* RECORDS TO USE
━━━━━━━━━━

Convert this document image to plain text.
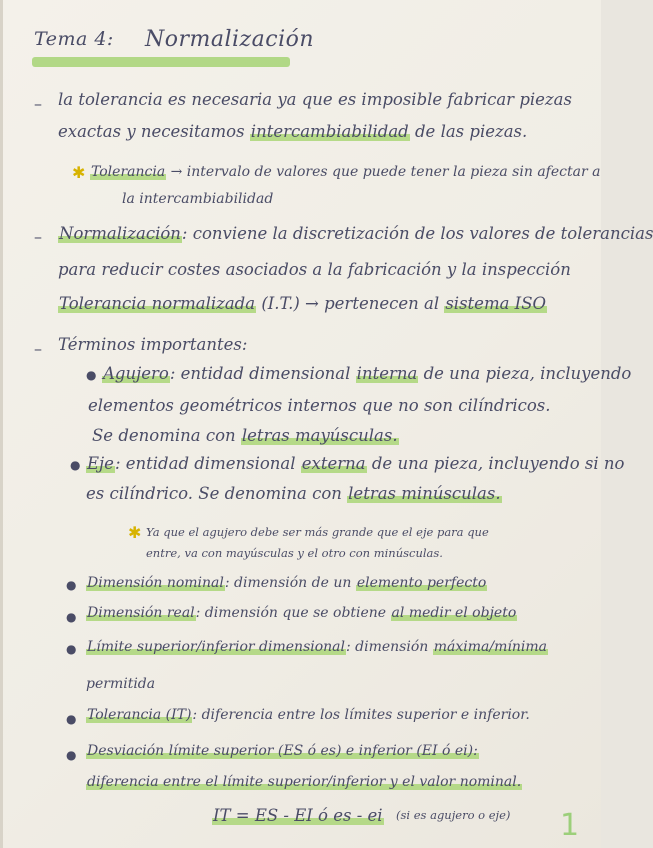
Tema 4: Normalización
– la tolerancia es necesaria ya que es imposible fabricar piezas
exactas y necesitamos intercambiabilidad de las piezas.
✱ Tolerancia → intervalo de valores que puede tener la pieza sin afectar a
la intercambiabilidad
– Normalización: conviene la discretización de los valores de tolerancias
para reducir costes asociados a la fabricación y la inspección
Tolerancia normalizada (I.T.) → pertenecen al sistema ISO
– Términos importantes:
● Agujero: entidad dimensional interna de una pieza, incluyendo
elementos geométricos internos que no son cilíndricos.
Se denomina con letras mayúsculas.
● Eje: entidad dimensional externa de una pieza, incluyendo si no
es cilíndrico. Se denomina con letras minúsculas.
✱ Ya que el agujero debe ser más grande que el eje para que
entre, va con mayúsculas y el otro con minúsculas.
● Dimensión nominal: dimensión de un elemento perfecto
● Dimensión real: dimensión que se obtiene al medir el objeto
● Límite superior/inferior dimensional: dimensión máxima/mínima
permitida
● Tolerancia (IT): diferencia entre los límites superior e inferior.
● Desviación límite superior (ES ó es) e inferior (EI ó ei):
diferencia entre el límite superior/inferior y el valor nominal.
IT = ES - EI ó es - ei (si es agujero o eje) 1
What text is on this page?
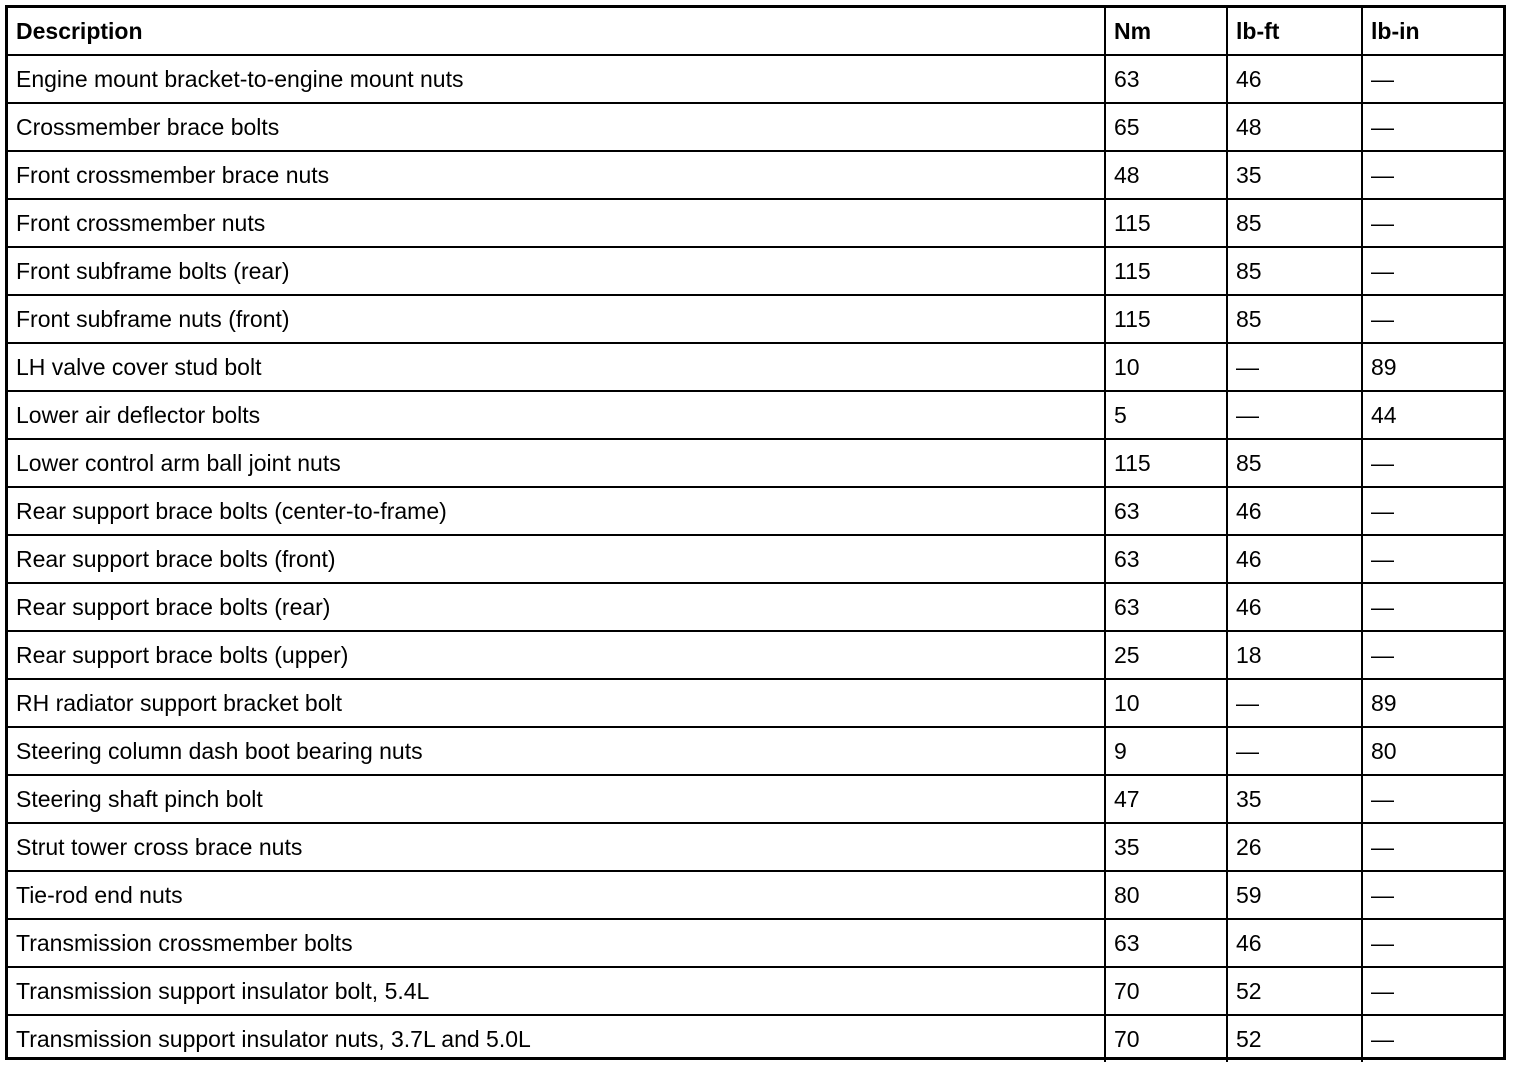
Description	Nm	lb-ft	lb-in
Engine mount bracket-to-engine mount nuts	63	46	—
Crossmember brace bolts	65	48	—
Front crossmember brace nuts	48	35	—
Front crossmember nuts	115	85	—
Front subframe bolts (rear)	115	85	—
Front subframe nuts (front)	115	85	—
LH valve cover stud bolt	10	—	89
Lower air deflector bolts	5	—	44
Lower control arm ball joint nuts	115	85	—
Rear support brace bolts (center-to-frame)	63	46	—
Rear support brace bolts (front)	63	46	—
Rear support brace bolts (rear)	63	46	—
Rear support brace bolts (upper)	25	18	—
RH radiator support bracket bolt	10	—	89
Steering column dash boot bearing nuts	9	—	80
Steering shaft pinch bolt	47	35	—
Strut tower cross brace nuts	35	26	—
Tie-rod end nuts	80	59	—
Transmission crossmember bolts	63	46	—
Transmission support insulator bolt, 5.4L	70	52	—
Transmission support insulator nuts, 3.7L and 5.0L	70	52	—
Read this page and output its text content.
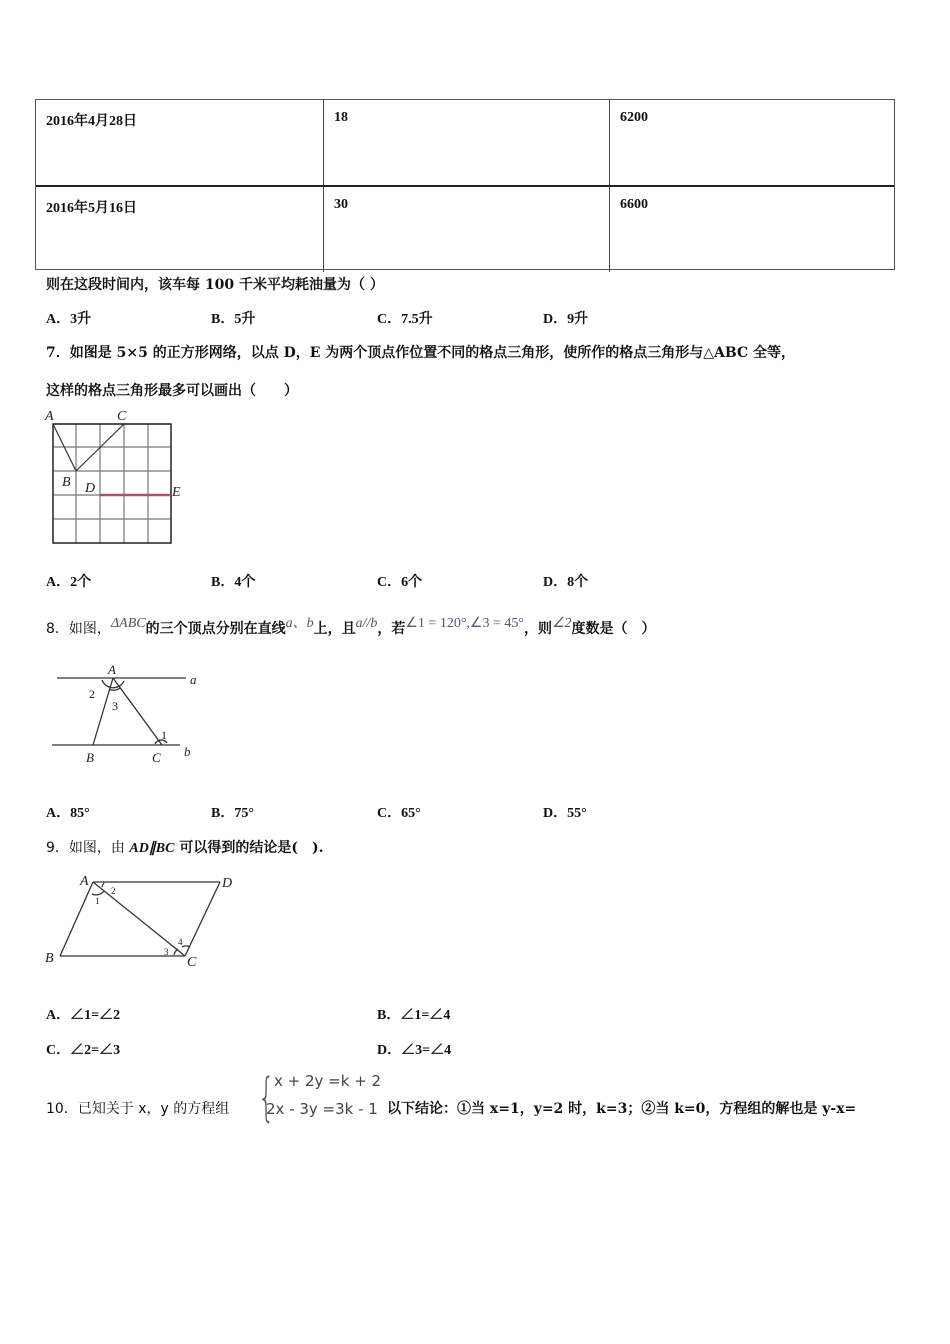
2016年4月28日	18	6200
2016年5月16日	30	6600
则在这段时间内，该车每 100 千米平均耗油量为（ ）
A．3升	B．5升	C．7.5升	D．9升
7．如图是 5×5 的正方形网络，以点 D，E 为两个顶点作位置不同的格点三角形，使所作的格点三角形与△ABC 全等，
这样的格点三角形最多可以画出（　　）
A	C
B D	E
A．2个	B．4个	C．6个	D．8个
8．如图，ΔABC的三个顶点分别在直线a、b上，且a//b，若∠1 = 120°,∠3 = 45°，则∠2度数是（　）
A
a
B	C b
2
3
1
A．85°	B．75°	C．65°	D．55°
9．如图，由 AD∥BC 可以得到的结论是(　).
A	D
B	C
2
1
3
4
A．∠1=∠2	B．∠1=∠4
C．∠2=∠3	D．∠3=∠4
10．已知关于 x，y 的方程组 { x + 2y =k + 2
2x - 3y =3k - 1 以下结论：①当 x=1，y=2 时，k=3；②当 k=0，方程组的解也是 y-x=
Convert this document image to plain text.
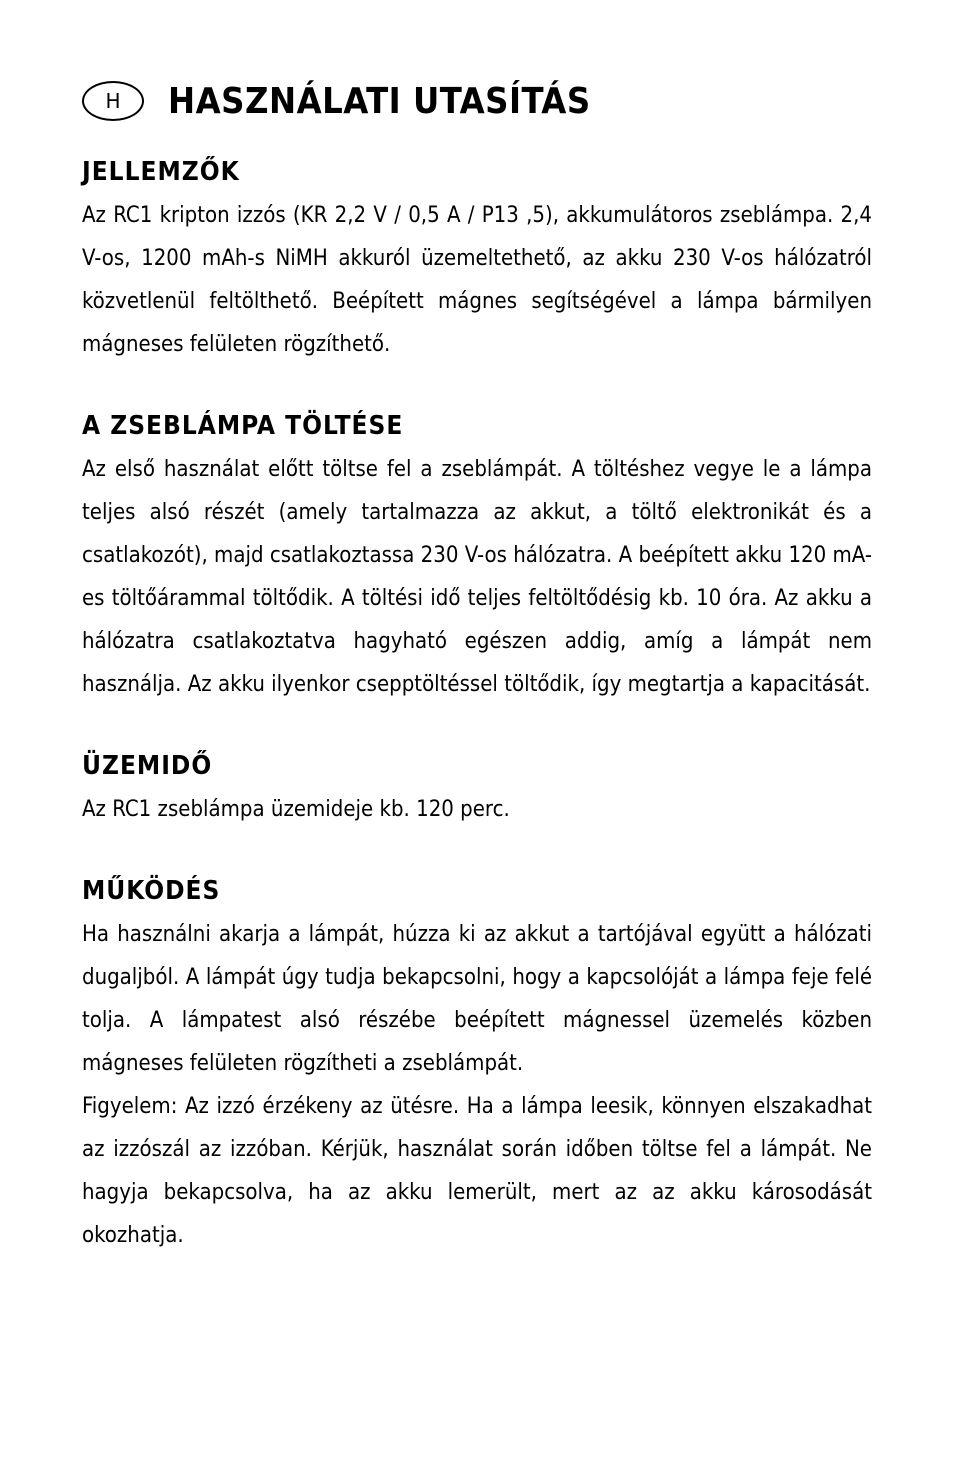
H	HASZNÁLATI UTASÍTÁS
JELLEMZŐK

Az RC1 kripton izzós (KR 2,2 V / 0,5 A / P13 ,5), akkumulátoros zseblámpa. 2,4 V-os, 1200 mAh-s NiMH akkuról üzemeltethető, az akku 230 V-os hálózatról közvetlenül feltölthető. Beépített mágnes segítségével a lámpa bármilyen mágneses felületen rögzíthető.

A ZSEBLÁMPA TÖLTÉSE

Az első használat előtt töltse fel a zseblámpát. A töltéshez vegye le a lámpa teljes alsó részét (amely tartalmazza az akkut, a töltő elektronikát és a csatlakozót), majd csatlakoztassa 230 V-os hálózatra. A beépített akku 120 mA-es töltőárammal töltődik. A töltési idő teljes feltöltődésig kb. 10 óra. Az akku a hálózatra csatlakoztatva hagyható egészen addig, amíg a lámpát nem használja. Az akku ilyenkor csepptöltéssel töltődik, így megtartja a kapacitását.

ÜZEMIDŐ

Az RC1 zseblámpa üzemideje kb. 120 perc.

MŰKÖDÉS

Ha használni akarja a lámpát, húzza ki az akkut a tartójával együtt a hálózati dugaljból. A lámpát úgy tudja bekapcsolni, hogy a kapcsolóját a lámpa feje felé tolja. A lámpatest alsó részébe beépített mágnessel üzemelés közben mágneses felületen rögzítheti a zseblámpát.

Figyelem: Az izzó érzékeny az ütésre. Ha a lámpa leesik, könnyen elszakadhat az izzószál az izzóban. Kérjük, használat során időben töltse fel a lámpát. Ne hagyja bekapcsolva, ha az akku lemerült, mert az az akku károsodását okozhatja.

━━━━━━━━━━

* EXERCISE DESCRIPTION
Drop the images and repeat the data exactly.

* RESPONSE TO THE TASK
Convert this document image to plain text.
Tema 4: Normalización
– la tolerancia es necesaria ya que es imposible fabricar piezas
exactas y necesitamos intercambiabilidad de las piezas.
✱ Tolerancia → intervalo de valores que puede tener la pieza sin afectar a
la intercambiabilidad
– Normalización: conviene la discretización de los valores de tolerancias
para reducir costes asociados a la fabricación y la inspección
Tolerancia normalizada (I.T.) → pertenecen al sistema ISO
– Términos importantes:
● Agujero: entidad dimensional interna de una pieza, incluyendo
elementos geométricos internos que no son cilíndricos.
Se denomina con letras mayúsculas.
● Eje: entidad dimensional externa de una pieza, incluyendo si no
es cilíndrico. Se denomina con letras minúsculas.
✱ Ya que el agujero debe ser más grande que el eje para que
entre, va con mayúsculas y el otro con minúsculas.
● Dimensión nominal: dimensión de un elemento perfecto
● Dimensión real: dimensión que se obtiene al medir el objeto
● Límite superior/inferior dimensional: dimensión máxima/mínima
permitida
● Tolerancia (IT): diferencia entre los límites superior e inferior.
● Desviación límite superior (ES ó es) e inferior (EI ó ei):
diferencia entre el límite superior/inferior y el valor nominal.
IT = ES - EI ó es - ei (si es agujero o eje) 1
What text is on this page?
Description	Nm	lb-ft	lb-in
Engine mount bracket-to-engine mount nuts	63	46	—
Crossmember brace bolts	65	48	—
Front crossmember brace nuts	48	35	—
Front crossmember nuts	115	85	—
Front subframe bolts (rear)	115	85	—
Front subframe nuts (front)	115	85	—
LH valve cover stud bolt	10	—	89
Lower air deflector bolts	5	—	44
Lower control arm ball joint nuts	115	85	—
Rear support brace bolts (center-to-frame)	63	46	—
Rear support brace bolts (front)	63	46	—
Rear support brace bolts (rear)	63	46	—
Rear support brace bolts (upper)	25	18	—
RH radiator support bracket bolt	10	—	89
Steering column dash boot bearing nuts	9	—	80
Steering shaft pinch bolt	47	35	—
Strut tower cross brace nuts	35	26	—
Tie-rod end nuts	80	59	—
Transmission crossmember bolts	63	46	—
Transmission support insulator bolt, 5.4L	70	52	—
Transmission support insulator nuts, 3.7L and 5.0L	70	52	—
Read this page and output its text content.
2016年4月28日	18	6200
2016年5月16日	30	6600
则在这段时间内，该车每 100 千米平均耗油量为（ ）
A．3升	B．5升	C．7.5升	D．9升
7．如图是 5×5 的正方形网络，以点 D，E 为两个顶点作位置不同的格点三角形，使所作的格点三角形与△ABC 全等，
这样的格点三角形最多可以画出（　　）
A	C
B D	E
A．2个	B．4个	C．6个	D．8个
8．如图，ΔABC的三个顶点分别在直线a、b上，且a//b，若∠1 = 120°,∠3 = 45°，则∠2度数是（　）
A
a
B	C b
2
3
1
A．85°	B．75°	C．65°	D．55°
9．如图，由 AD∥BC 可以得到的结论是(　).
A	D
B	C
2
1
3
4
A．∠1=∠2	B．∠1=∠4
C．∠2=∠3	D．∠3=∠4
10．已知关于 x，y 的方程组 { x + 2y =k + 2
2x - 3y =3k - 1 以下结论：①当 x=1，y=2 时，k=3；②当 k=0，方程组的解也是 y-x=
Convert this document image to plain text.
H	HASZNÁLATI UTASÍTÁS
JELLEMZŐK

Az RC1 kripton izzós (KR 2,2 V / 0,5 A / P13 ,5), akkumulátoros zseblámpa. 2,4 V-os, 1200 mAh-s NiMH akkuról üzemeltethető, az akku 230 V-os hálózatról közvetlenül feltölthető. Beépített mágnes segítségével a lámpa bármilyen mágneses felületen rögzíthető.

A ZSEBLÁMPA TÖLTÉSE

Az első használat előtt töltse fel a zseblámpát. A töltéshez vegye le a lámpa teljes alsó részét (amely tartalmazza az akkut, a töltő elektronikát és a csatlakozót), majd csatlakoztassa 230 V-os hálózatra. A beépített akku 120 mA-es töltőárammal töltődik. A töltési idő teljes feltöltődésig kb. 10 óra. Az akku a hálózatra csatlakoztatva hagyható egészen addig, amíg a lámpát nem használja. Az akku ilyenkor csepptöltéssel töltődik, így megtartja a kapacitását.

ÜZEMIDŐ

Az RC1 zseblámpa üzemideje kb. 120 perc.

MŰKÖDÉS

Ha használni akarja a lámpát, húzza ki az akkut a tartójával együtt a hálózati dugaljból. A lámpát úgy tudja bekapcsolni, hogy a kapcsolóját a lámpa feje felé tolja. A lámpatest alsó részébe beépített mágnessel üzemelés közben mágneses felületen rögzítheti a zseblámpát.

Figyelem: Az izzó érzékeny az ütésre. Ha a lámpa leesik, könnyen elszakadhat az izzószál az izzóban. Kérjük, használat során időben töltse fel a lámpát. Ne hagyja bekapcsolva, ha az akku lemerült, mert az az akku károsodását okozhatja.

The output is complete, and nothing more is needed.